Figure record listings:

□ □ □

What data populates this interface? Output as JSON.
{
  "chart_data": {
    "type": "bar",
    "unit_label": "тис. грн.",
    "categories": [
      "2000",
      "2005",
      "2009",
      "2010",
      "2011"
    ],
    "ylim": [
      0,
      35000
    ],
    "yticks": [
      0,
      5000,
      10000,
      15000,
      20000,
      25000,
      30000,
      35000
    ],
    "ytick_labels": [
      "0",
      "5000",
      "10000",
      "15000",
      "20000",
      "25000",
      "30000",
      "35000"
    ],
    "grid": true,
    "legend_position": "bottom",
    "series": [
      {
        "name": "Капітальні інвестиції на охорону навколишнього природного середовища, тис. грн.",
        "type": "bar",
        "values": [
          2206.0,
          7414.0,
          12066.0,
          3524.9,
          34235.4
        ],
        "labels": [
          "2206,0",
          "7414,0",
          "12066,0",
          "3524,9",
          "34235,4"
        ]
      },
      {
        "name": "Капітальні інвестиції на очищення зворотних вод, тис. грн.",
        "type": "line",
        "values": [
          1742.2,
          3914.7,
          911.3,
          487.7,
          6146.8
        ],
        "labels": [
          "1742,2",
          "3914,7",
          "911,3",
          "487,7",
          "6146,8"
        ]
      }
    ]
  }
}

□ □ □

### WORK INSTRUCTIONS
From the first line to the last, please quote the material above exactly.

### WRITTEN SOLUTION
What data populates this interface? Output as JSON.
{
  "chart_data": {
    "type": "bar",
    "unit_label": "тис. грн.",
    "categories": [
      "2000",
      "2005",
      "2009",
      "2010",
      "2011"
    ],
    "ylim": [
      0,
      35000
    ],
    "yticks": [
      0,
      5000,
      10000,
      15000,
      20000,
      25000,
      30000,
      35000
    ],
    "ytick_labels": [
      "0",
      "5000",
      "10000",
      "15000",
      "20000",
      "25000",
      "30000",
      "35000"
    ],
    "grid": true,
    "legend_position": "bottom",
    "series": [
      {
        "name": "Капітальні інвестиції на охорону навколишнього природного середовища, тис. грн.",
        "type": "bar",
        "values": [
          2206.0,
          7414.0,
          12066.0,
          3524.9,
          34235.4
        ],
        "labels": [
          "2206,0",
          "7414,0",
          "12066,0",
          "3524,9",
          "34235,4"
        ]
      },
      {
        "name": "Капітальні інвестиції на очищення зворотних вод, тис. грн.",
        "type": "line",
        "values": [
          1742.2,
          3914.7,
          911.3,
          487.7,
          6146.8
        ],
        "labels": [
          "1742,2",
          "3914,7",
          "911,3",
          "487,7",
          "6146,8"
        ]
      }
    ]
  }
}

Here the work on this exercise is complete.